→ **What the task requires**
All of the material below is to be restated word for word, apart from the pictures.
>> Begin
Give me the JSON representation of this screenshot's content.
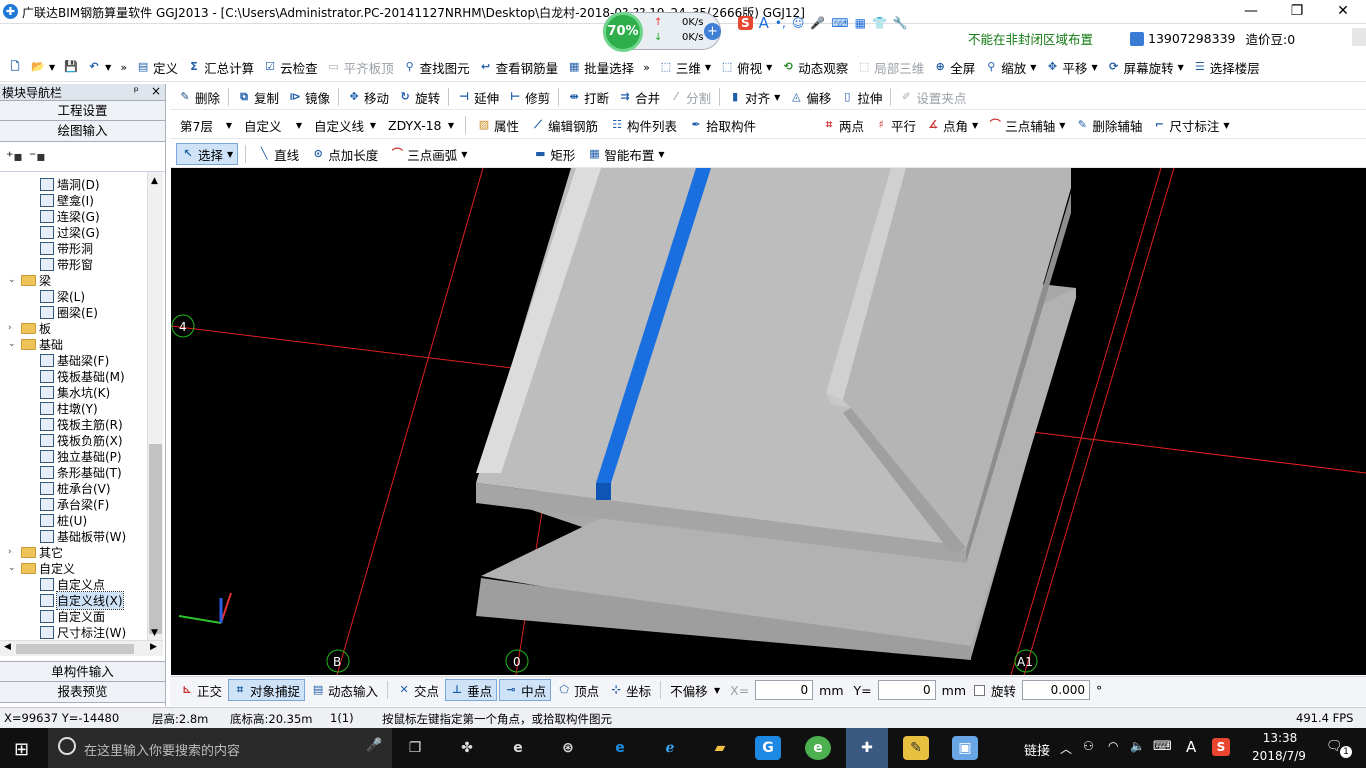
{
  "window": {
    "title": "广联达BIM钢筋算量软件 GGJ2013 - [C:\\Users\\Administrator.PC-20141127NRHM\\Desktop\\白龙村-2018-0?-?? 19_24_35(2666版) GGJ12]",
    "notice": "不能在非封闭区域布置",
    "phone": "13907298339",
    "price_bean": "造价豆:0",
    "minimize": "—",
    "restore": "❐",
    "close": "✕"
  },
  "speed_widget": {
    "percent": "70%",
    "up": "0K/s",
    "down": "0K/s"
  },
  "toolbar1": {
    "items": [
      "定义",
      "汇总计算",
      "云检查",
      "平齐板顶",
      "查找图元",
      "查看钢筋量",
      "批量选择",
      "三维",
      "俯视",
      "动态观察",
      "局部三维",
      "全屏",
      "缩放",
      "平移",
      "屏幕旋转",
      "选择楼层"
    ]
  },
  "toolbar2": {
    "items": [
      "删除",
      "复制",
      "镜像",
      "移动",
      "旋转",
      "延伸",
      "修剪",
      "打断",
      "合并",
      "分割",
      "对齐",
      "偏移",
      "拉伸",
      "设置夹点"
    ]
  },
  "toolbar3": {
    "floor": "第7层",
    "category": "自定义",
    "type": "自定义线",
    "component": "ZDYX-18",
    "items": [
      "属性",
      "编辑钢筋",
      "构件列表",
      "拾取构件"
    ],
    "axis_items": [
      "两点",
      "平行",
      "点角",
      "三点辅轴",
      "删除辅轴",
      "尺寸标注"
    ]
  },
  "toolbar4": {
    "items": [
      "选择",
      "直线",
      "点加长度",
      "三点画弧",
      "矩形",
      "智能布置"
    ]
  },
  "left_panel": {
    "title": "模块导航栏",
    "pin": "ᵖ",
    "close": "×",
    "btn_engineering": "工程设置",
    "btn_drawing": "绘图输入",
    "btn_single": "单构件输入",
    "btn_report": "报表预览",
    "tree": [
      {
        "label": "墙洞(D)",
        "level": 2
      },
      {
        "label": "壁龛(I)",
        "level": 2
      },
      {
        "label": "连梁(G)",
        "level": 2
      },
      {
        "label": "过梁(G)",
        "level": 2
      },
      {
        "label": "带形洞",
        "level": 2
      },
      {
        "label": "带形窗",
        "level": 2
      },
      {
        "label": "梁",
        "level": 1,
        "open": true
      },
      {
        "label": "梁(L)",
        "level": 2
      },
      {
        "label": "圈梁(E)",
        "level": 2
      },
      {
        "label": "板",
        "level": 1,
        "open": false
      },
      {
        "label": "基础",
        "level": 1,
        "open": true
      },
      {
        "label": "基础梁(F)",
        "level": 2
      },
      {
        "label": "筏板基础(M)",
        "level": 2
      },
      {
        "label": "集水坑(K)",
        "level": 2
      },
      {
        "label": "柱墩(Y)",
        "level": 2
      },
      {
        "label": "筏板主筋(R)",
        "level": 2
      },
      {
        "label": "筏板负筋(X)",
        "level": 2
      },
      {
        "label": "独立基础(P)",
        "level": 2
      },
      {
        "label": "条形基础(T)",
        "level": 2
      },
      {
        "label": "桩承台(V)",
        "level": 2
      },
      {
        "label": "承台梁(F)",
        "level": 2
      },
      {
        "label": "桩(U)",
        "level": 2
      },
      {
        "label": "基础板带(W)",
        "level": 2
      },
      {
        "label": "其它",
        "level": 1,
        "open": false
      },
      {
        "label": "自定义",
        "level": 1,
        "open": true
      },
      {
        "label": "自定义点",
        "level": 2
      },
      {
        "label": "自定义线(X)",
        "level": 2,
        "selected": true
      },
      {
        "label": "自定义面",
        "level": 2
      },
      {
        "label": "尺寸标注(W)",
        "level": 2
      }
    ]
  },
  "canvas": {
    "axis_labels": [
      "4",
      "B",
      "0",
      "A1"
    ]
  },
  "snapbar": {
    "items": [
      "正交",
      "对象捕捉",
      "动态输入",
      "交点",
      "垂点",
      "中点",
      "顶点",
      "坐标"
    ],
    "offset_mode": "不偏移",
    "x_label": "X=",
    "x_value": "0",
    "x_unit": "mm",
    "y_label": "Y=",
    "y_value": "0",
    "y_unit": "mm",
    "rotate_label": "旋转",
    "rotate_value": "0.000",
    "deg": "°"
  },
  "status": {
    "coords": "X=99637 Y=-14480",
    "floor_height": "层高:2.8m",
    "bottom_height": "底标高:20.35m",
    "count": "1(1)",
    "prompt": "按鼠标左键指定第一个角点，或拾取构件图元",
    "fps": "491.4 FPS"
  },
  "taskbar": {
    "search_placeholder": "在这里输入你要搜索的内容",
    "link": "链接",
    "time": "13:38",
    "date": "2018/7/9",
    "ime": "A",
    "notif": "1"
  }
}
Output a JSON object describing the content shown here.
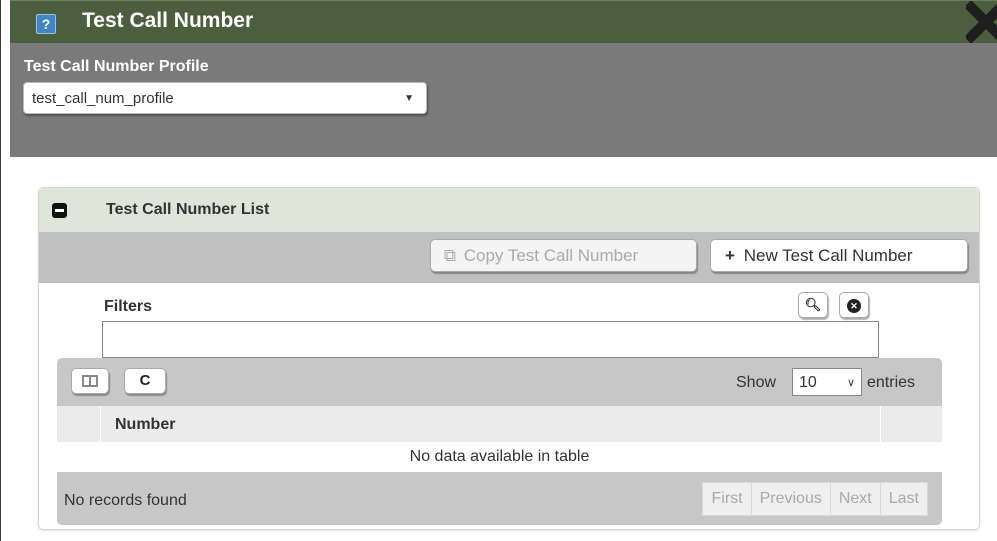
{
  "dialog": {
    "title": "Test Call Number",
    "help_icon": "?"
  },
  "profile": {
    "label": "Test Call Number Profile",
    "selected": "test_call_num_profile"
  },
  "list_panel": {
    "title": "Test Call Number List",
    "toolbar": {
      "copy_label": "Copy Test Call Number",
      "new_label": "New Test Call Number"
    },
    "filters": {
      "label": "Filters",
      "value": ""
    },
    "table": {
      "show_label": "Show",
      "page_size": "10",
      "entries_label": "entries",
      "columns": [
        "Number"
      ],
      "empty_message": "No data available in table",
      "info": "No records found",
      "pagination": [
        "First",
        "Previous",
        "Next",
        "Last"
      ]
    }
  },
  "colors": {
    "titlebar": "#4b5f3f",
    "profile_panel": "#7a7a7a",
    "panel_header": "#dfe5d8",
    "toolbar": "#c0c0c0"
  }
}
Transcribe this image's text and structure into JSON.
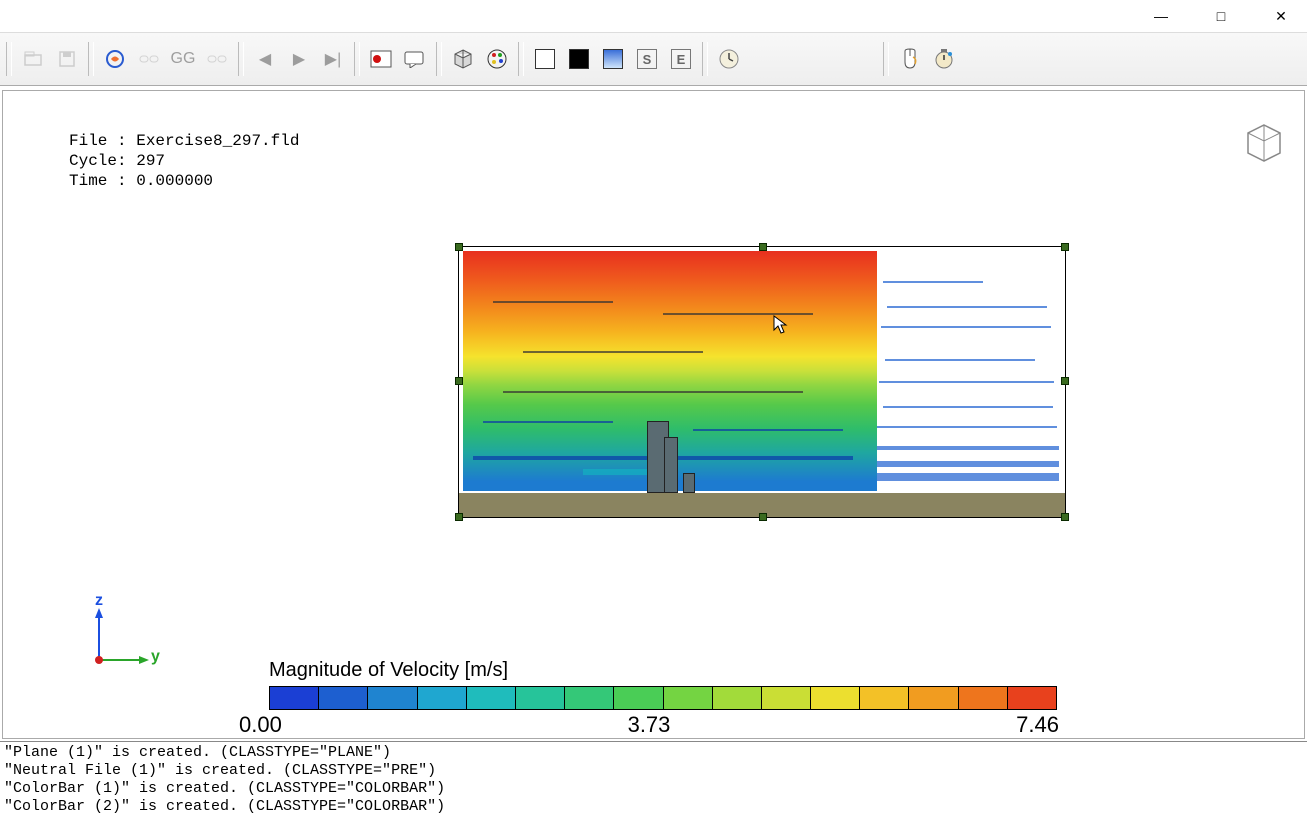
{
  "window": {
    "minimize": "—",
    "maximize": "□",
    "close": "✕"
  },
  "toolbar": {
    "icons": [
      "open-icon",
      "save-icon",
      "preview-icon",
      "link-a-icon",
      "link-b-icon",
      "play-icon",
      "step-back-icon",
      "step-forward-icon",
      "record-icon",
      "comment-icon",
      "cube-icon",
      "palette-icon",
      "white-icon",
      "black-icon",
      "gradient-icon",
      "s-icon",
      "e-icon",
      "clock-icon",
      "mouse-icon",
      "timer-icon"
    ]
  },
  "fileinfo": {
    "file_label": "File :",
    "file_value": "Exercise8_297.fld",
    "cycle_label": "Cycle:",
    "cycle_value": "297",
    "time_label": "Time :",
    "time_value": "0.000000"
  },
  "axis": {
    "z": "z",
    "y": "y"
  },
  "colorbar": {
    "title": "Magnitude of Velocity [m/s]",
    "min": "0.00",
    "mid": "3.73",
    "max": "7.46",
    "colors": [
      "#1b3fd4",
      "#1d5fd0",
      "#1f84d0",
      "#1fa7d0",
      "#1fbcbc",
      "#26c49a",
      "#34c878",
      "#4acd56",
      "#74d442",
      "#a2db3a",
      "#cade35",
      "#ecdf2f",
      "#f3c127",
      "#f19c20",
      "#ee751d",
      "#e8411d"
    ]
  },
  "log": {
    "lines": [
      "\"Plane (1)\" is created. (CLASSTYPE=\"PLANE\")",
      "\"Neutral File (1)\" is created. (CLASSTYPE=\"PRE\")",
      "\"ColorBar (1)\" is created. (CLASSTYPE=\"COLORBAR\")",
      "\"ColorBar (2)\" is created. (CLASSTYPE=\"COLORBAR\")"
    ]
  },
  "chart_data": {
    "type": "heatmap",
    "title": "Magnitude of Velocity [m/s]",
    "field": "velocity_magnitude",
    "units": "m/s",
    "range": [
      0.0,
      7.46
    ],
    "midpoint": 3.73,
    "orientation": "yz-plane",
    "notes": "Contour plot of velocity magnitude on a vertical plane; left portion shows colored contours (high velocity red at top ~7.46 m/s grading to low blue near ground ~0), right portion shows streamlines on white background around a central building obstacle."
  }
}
>> End
→ **Result**
Give me the JSON representation of this screenshot's content.
{
  "window": {
    "title": "广联达BIM钢筋算量软件 GGJ2013 - [C:\\Users\\Administrator.PC-20141127NRHM\\Desktop\\白龙村-2018-0?-?? 19_24_35(2666版) GGJ12]",
    "notice": "不能在非封闭区域布置",
    "phone": "13907298339",
    "price_bean": "造价豆:0",
    "minimize": "—",
    "restore": "❐",
    "close": "✕"
  },
  "speed_widget": {
    "percent": "70%",
    "up": "0K/s",
    "down": "0K/s"
  },
  "toolbar1": {
    "items": [
      "定义",
      "汇总计算",
      "云检查",
      "平齐板顶",
      "查找图元",
      "查看钢筋量",
      "批量选择",
      "三维",
      "俯视",
      "动态观察",
      "局部三维",
      "全屏",
      "缩放",
      "平移",
      "屏幕旋转",
      "选择楼层"
    ]
  },
  "toolbar2": {
    "items": [
      "删除",
      "复制",
      "镜像",
      "移动",
      "旋转",
      "延伸",
      "修剪",
      "打断",
      "合并",
      "分割",
      "对齐",
      "偏移",
      "拉伸",
      "设置夹点"
    ]
  },
  "toolbar3": {
    "floor": "第7层",
    "category": "自定义",
    "type": "自定义线",
    "component": "ZDYX-18",
    "items": [
      "属性",
      "编辑钢筋",
      "构件列表",
      "拾取构件"
    ],
    "axis_items": [
      "两点",
      "平行",
      "点角",
      "三点辅轴",
      "删除辅轴",
      "尺寸标注"
    ]
  },
  "toolbar4": {
    "items": [
      "选择",
      "直线",
      "点加长度",
      "三点画弧",
      "矩形",
      "智能布置"
    ]
  },
  "left_panel": {
    "title": "模块导航栏",
    "pin": "ᵖ",
    "close": "×",
    "btn_engineering": "工程设置",
    "btn_drawing": "绘图输入",
    "btn_single": "单构件输入",
    "btn_report": "报表预览",
    "tree": [
      {
        "label": "墙洞(D)",
        "level": 2
      },
      {
        "label": "壁龛(I)",
        "level": 2
      },
      {
        "label": "连梁(G)",
        "level": 2
      },
      {
        "label": "过梁(G)",
        "level": 2
      },
      {
        "label": "带形洞",
        "level": 2
      },
      {
        "label": "带形窗",
        "level": 2
      },
      {
        "label": "梁",
        "level": 1,
        "open": true
      },
      {
        "label": "梁(L)",
        "level": 2
      },
      {
        "label": "圈梁(E)",
        "level": 2
      },
      {
        "label": "板",
        "level": 1,
        "open": false
      },
      {
        "label": "基础",
        "level": 1,
        "open": true
      },
      {
        "label": "基础梁(F)",
        "level": 2
      },
      {
        "label": "筏板基础(M)",
        "level": 2
      },
      {
        "label": "集水坑(K)",
        "level": 2
      },
      {
        "label": "柱墩(Y)",
        "level": 2
      },
      {
        "label": "筏板主筋(R)",
        "level": 2
      },
      {
        "label": "筏板负筋(X)",
        "level": 2
      },
      {
        "label": "独立基础(P)",
        "level": 2
      },
      {
        "label": "条形基础(T)",
        "level": 2
      },
      {
        "label": "桩承台(V)",
        "level": 2
      },
      {
        "label": "承台梁(F)",
        "level": 2
      },
      {
        "label": "桩(U)",
        "level": 2
      },
      {
        "label": "基础板带(W)",
        "level": 2
      },
      {
        "label": "其它",
        "level": 1,
        "open": false
      },
      {
        "label": "自定义",
        "level": 1,
        "open": true
      },
      {
        "label": "自定义点",
        "level": 2
      },
      {
        "label": "自定义线(X)",
        "level": 2,
        "selected": true
      },
      {
        "label": "自定义面",
        "level": 2
      },
      {
        "label": "尺寸标注(W)",
        "level": 2
      }
    ]
  },
  "canvas": {
    "axis_labels": [
      "4",
      "B",
      "0",
      "A1"
    ]
  },
  "snapbar": {
    "items": [
      "正交",
      "对象捕捉",
      "动态输入",
      "交点",
      "垂点",
      "中点",
      "顶点",
      "坐标"
    ],
    "offset_mode": "不偏移",
    "x_label": "X=",
    "x_value": "0",
    "x_unit": "mm",
    "y_label": "Y=",
    "y_value": "0",
    "y_unit": "mm",
    "rotate_label": "旋转",
    "rotate_value": "0.000",
    "deg": "°"
  },
  "status": {
    "coords": "X=99637 Y=-14480",
    "floor_height": "层高:2.8m",
    "bottom_height": "底标高:20.35m",
    "count": "1(1)",
    "prompt": "按鼠标左键指定第一个角点，或拾取构件图元",
    "fps": "491.4 FPS"
  },
  "taskbar": {
    "search_placeholder": "在这里输入你要搜索的内容",
    "link": "链接",
    "time": "13:38",
    "date": "2018/7/9",
    "ime": "A",
    "notif": "1"
  }
}
Output a JSON object describing the content shown here.
{
  "dialog": {
    "title": "Test Call Number",
    "help_icon": "?"
  },
  "profile": {
    "label": "Test Call Number Profile",
    "selected": "test_call_num_profile"
  },
  "list_panel": {
    "title": "Test Call Number List",
    "toolbar": {
      "copy_label": "Copy Test Call Number",
      "new_label": "New Test Call Number"
    },
    "filters": {
      "label": "Filters",
      "value": ""
    },
    "table": {
      "show_label": "Show",
      "page_size": "10",
      "entries_label": "entries",
      "columns": [
        "Number"
      ],
      "empty_message": "No data available in table",
      "info": "No records found",
      "pagination": [
        "First",
        "Previous",
        "Next",
        "Last"
      ]
    }
  },
  "colors": {
    "titlebar": "#4b5f3f",
    "profile_panel": "#7a7a7a",
    "panel_header": "#dfe5d8",
    "toolbar": "#c0c0c0"
  }
}
Transcribe this image's text and structure into JSON.
{
  "window": {
    "minimize": "—",
    "maximize": "□",
    "close": "✕"
  },
  "toolbar": {
    "icons": [
      "open-icon",
      "save-icon",
      "preview-icon",
      "link-a-icon",
      "link-b-icon",
      "play-icon",
      "step-back-icon",
      "step-forward-icon",
      "record-icon",
      "comment-icon",
      "cube-icon",
      "palette-icon",
      "white-icon",
      "black-icon",
      "gradient-icon",
      "s-icon",
      "e-icon",
      "clock-icon",
      "mouse-icon",
      "timer-icon"
    ]
  },
  "fileinfo": {
    "file_label": "File :",
    "file_value": "Exercise8_297.fld",
    "cycle_label": "Cycle:",
    "cycle_value": "297",
    "time_label": "Time :",
    "time_value": "0.000000"
  },
  "axis": {
    "z": "z",
    "y": "y"
  },
  "colorbar": {
    "title": "Magnitude of Velocity [m/s]",
    "min": "0.00",
    "mid": "3.73",
    "max": "7.46",
    "colors": [
      "#1b3fd4",
      "#1d5fd0",
      "#1f84d0",
      "#1fa7d0",
      "#1fbcbc",
      "#26c49a",
      "#34c878",
      "#4acd56",
      "#74d442",
      "#a2db3a",
      "#cade35",
      "#ecdf2f",
      "#f3c127",
      "#f19c20",
      "#ee751d",
      "#e8411d"
    ]
  },
  "log": {
    "lines": [
      "\"Plane (1)\" is created. (CLASSTYPE=\"PLANE\")",
      "\"Neutral File (1)\" is created. (CLASSTYPE=\"PRE\")",
      "\"ColorBar (1)\" is created. (CLASSTYPE=\"COLORBAR\")",
      "\"ColorBar (2)\" is created. (CLASSTYPE=\"COLORBAR\")"
    ]
  },
  "chart_data": {
    "type": "heatmap",
    "title": "Magnitude of Velocity [m/s]",
    "field": "velocity_magnitude",
    "units": "m/s",
    "range": [
      0.0,
      7.46
    ],
    "midpoint": 3.73,
    "orientation": "yz-plane",
    "notes": "Contour plot of velocity magnitude on a vertical plane; left portion shows colored contours (high velocity red at top ~7.46 m/s grading to low blue near ground ~0), right portion shows streamlines on white background around a central building obstacle."
  }
}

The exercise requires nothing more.